>> start Data to use

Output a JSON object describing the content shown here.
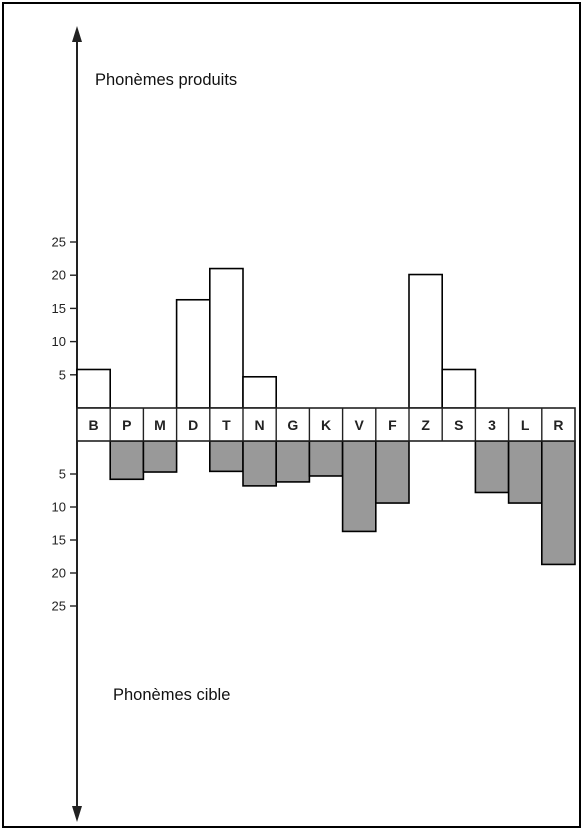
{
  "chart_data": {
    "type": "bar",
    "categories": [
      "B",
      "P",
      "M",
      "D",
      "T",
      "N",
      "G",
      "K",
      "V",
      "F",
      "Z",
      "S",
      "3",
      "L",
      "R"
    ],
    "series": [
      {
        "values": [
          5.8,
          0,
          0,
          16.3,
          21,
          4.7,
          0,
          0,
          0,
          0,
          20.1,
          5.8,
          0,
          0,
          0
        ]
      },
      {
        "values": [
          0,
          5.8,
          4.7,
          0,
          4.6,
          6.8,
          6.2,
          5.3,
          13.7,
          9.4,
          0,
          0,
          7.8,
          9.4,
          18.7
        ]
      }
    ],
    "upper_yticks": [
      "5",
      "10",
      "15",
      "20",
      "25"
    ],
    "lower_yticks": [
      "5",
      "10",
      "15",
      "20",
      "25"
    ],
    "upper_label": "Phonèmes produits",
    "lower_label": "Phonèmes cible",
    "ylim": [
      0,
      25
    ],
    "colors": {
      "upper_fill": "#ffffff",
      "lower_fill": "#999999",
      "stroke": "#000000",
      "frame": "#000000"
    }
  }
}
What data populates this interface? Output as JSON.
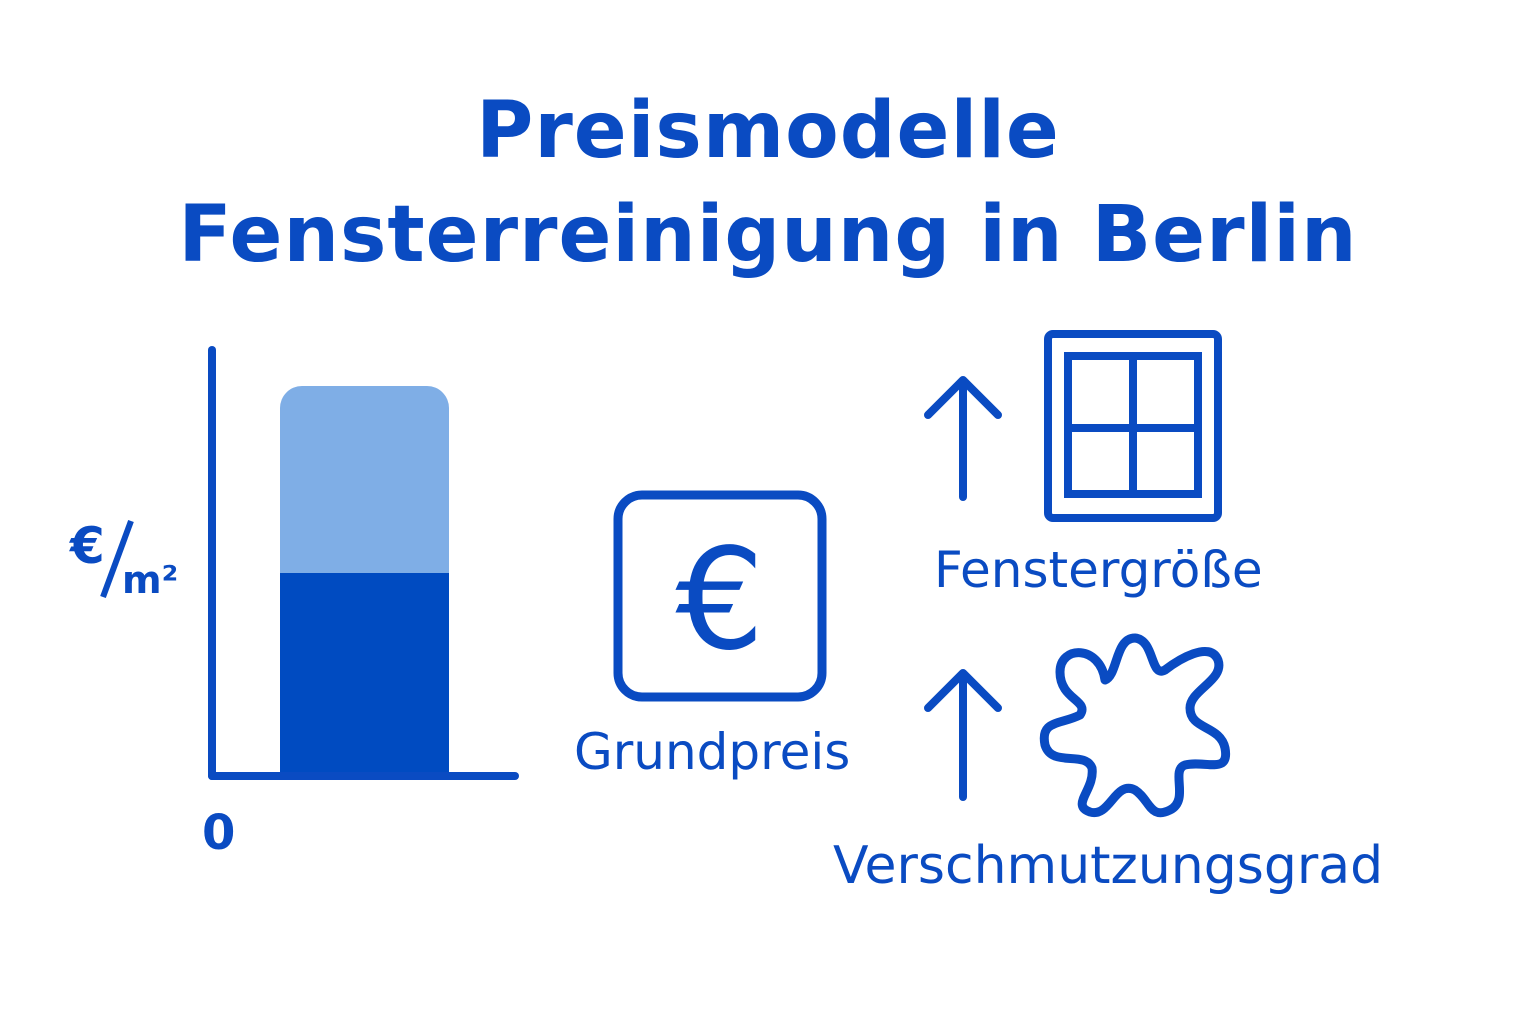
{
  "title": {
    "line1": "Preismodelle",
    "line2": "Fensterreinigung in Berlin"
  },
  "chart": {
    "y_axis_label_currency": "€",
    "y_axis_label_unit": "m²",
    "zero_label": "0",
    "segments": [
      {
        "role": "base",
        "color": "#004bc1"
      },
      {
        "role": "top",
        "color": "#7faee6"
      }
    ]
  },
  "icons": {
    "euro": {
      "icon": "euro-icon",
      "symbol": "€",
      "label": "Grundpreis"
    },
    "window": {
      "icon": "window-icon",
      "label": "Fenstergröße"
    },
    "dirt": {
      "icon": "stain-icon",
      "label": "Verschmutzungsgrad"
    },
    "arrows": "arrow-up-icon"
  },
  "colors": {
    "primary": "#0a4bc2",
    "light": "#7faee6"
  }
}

>> end Data to use

*What to work on*
Quote each record exactly as it stands, minus the pictures.

*Answer*
Output a JSON object describing the content shown here.
{
  "chart_data": {
    "type": "bar",
    "categories": [
      "B",
      "P",
      "M",
      "D",
      "T",
      "N",
      "G",
      "K",
      "V",
      "F",
      "Z",
      "S",
      "3",
      "L",
      "R"
    ],
    "series": [
      {
        "values": [
          5.8,
          0,
          0,
          16.3,
          21,
          4.7,
          0,
          0,
          0,
          0,
          20.1,
          5.8,
          0,
          0,
          0
        ]
      },
      {
        "values": [
          0,
          5.8,
          4.7,
          0,
          4.6,
          6.8,
          6.2,
          5.3,
          13.7,
          9.4,
          0,
          0,
          7.8,
          9.4,
          18.7
        ]
      }
    ],
    "upper_yticks": [
      "5",
      "10",
      "15",
      "20",
      "25"
    ],
    "lower_yticks": [
      "5",
      "10",
      "15",
      "20",
      "25"
    ],
    "upper_label": "Phonèmes produits",
    "lower_label": "Phonèmes cible",
    "ylim": [
      0,
      25
    ],
    "colors": {
      "upper_fill": "#ffffff",
      "lower_fill": "#999999",
      "stroke": "#000000",
      "frame": "#000000"
    }
  }
}
What data populates this interface? Output as JSON.
{
  "title": {
    "line1": "Preismodelle",
    "line2": "Fensterreinigung in Berlin"
  },
  "chart": {
    "y_axis_label_currency": "€",
    "y_axis_label_unit": "m²",
    "zero_label": "0",
    "segments": [
      {
        "role": "base",
        "color": "#004bc1"
      },
      {
        "role": "top",
        "color": "#7faee6"
      }
    ]
  },
  "icons": {
    "euro": {
      "icon": "euro-icon",
      "symbol": "€",
      "label": "Grundpreis"
    },
    "window": {
      "icon": "window-icon",
      "label": "Fenstergröße"
    },
    "dirt": {
      "icon": "stain-icon",
      "label": "Verschmutzungsgrad"
    },
    "arrows": "arrow-up-icon"
  },
  "colors": {
    "primary": "#0a4bc2",
    "light": "#7faee6"
  }
}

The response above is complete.